Write out each line of the material again, word for word.

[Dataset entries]
[BEGIN]

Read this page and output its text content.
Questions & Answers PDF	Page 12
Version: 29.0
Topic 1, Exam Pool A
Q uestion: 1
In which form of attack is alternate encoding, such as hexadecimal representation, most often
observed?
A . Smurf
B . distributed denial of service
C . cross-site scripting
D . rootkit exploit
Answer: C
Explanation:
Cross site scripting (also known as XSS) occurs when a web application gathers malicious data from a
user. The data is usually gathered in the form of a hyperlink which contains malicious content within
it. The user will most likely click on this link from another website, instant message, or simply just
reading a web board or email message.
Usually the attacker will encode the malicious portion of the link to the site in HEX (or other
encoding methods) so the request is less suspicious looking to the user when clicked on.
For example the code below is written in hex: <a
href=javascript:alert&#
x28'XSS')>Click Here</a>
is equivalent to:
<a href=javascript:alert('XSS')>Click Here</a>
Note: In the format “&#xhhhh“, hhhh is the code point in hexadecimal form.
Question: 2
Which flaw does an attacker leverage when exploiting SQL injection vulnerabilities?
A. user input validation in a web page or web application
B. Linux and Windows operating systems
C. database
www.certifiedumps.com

[END]

Output of the exercise:
Read this page and output its text content.
Questions & Answers PDF	Page 12
Version: 29.0
Topic 1, Exam Pool A
Q uestion: 1
In which form of attack is alternate encoding, such as hexadecimal representation, most often
observed?
A . Smurf
B . distributed denial of service
C . cross-site scripting
D . rootkit exploit
Answer: C
Explanation:
Cross site scripting (also known as XSS) occurs when a web application gathers malicious data from a
user. The data is usually gathered in the form of a hyperlink which contains malicious content within
it. The user will most likely click on this link from another website, instant message, or simply just
reading a web board or email message.
Usually the attacker will encode the malicious portion of the link to the site in HEX (or other
encoding methods) so the request is less suspicious looking to the user when clicked on.
For example the code below is written in hex: <a
href=javascript:alert&#
x28'XSS')>Click Here</a>
is equivalent to:
<a href=javascript:alert('XSS')>Click Here</a>
Note: In the format “&#xhhhh“, hhhh is the code point in hexadecimal form.
Question: 2
Which flaw does an attacker leverage when exploiting SQL injection vulnerabilities?
A. user input validation in a web page or web application
B. Linux and Windows operating systems
C. database
www.certifiedumps.com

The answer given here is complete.